What is being asked
Extract the data exactly, missing nothing.

________________

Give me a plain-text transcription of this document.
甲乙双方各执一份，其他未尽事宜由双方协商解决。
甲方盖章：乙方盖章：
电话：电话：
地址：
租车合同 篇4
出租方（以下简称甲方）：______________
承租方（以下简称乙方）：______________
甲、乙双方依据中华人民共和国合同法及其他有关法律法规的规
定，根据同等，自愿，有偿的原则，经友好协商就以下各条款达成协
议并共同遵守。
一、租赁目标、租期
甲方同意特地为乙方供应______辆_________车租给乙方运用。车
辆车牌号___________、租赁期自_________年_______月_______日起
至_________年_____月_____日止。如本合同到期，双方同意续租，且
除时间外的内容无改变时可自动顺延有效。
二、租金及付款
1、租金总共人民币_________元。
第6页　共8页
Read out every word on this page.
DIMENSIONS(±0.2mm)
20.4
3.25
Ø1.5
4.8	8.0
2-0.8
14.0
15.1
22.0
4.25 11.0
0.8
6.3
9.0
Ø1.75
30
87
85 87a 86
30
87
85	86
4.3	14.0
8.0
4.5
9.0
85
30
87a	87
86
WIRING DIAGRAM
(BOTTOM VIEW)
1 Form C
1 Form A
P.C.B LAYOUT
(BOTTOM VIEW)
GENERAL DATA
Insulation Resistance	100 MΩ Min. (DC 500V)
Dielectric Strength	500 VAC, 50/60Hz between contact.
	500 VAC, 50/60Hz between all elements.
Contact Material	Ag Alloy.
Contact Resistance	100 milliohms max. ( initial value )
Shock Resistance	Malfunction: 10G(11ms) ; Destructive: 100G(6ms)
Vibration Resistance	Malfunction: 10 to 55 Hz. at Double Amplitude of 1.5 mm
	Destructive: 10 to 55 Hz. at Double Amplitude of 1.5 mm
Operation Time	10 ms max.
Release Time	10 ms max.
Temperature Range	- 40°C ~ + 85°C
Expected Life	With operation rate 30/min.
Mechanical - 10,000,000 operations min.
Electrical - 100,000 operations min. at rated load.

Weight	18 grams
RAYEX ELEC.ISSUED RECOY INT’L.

________________

Result of this task
Give me a plain-text transcription of this document.
甲乙双方各执一份，其他未尽事宜由双方协商解决。
甲方盖章：乙方盖章：
电话：电话：
地址：
租车合同 篇4
出租方（以下简称甲方）：______________
承租方（以下简称乙方）：______________
甲、乙双方依据中华人民共和国合同法及其他有关法律法规的规
定，根据同等，自愿，有偿的原则，经友好协商就以下各条款达成协
议并共同遵守。
一、租赁目标、租期
甲方同意特地为乙方供应______辆_________车租给乙方运用。车
辆车牌号___________、租赁期自_________年_______月_______日起
至_________年_____月_____日止。如本合同到期，双方同意续租，且
除时间外的内容无改变时可自动顺延有效。
二、租金及付款
1、租金总共人民币_________元。
第6页　共8页
Read out every word on this page.
DIMENSIONS(±0.2mm)
20.4
3.25
Ø1.5
4.8	8.0
2-0.8
14.0
15.1
22.0
4.25 11.0
0.8
6.3
9.0
Ø1.75
30
87
85 87a 86
30
87
85	86
4.3	14.0
8.0
4.5
9.0
85
30
87a	87
86
WIRING DIAGRAM
(BOTTOM VIEW)
1 Form C
1 Form A
P.C.B LAYOUT
(BOTTOM VIEW)
GENERAL DATA
Insulation Resistance	100 MΩ Min. (DC 500V)
Dielectric Strength	500 VAC, 50/60Hz between contact.
	500 VAC, 50/60Hz between all elements.
Contact Material	Ag Alloy.
Contact Resistance	100 milliohms max. ( initial value )
Shock Resistance	Malfunction: 10G(11ms) ; Destructive: 100G(6ms)
Vibration Resistance	Malfunction: 10 to 55 Hz. at Double Amplitude of 1.5 mm
	Destructive: 10 to 55 Hz. at Double Amplitude of 1.5 mm
Operation Time	10 ms max.
Release Time	10 ms max.
Temperature Range	- 40°C ~ + 85°C
Expected Life	With operation rate 30/min.
Mechanical - 10,000,000 operations min.
Electrical - 100,000 operations min. at rated load.

Weight	18 grams
RAYEX ELEC.ISSUED RECOY INT’L.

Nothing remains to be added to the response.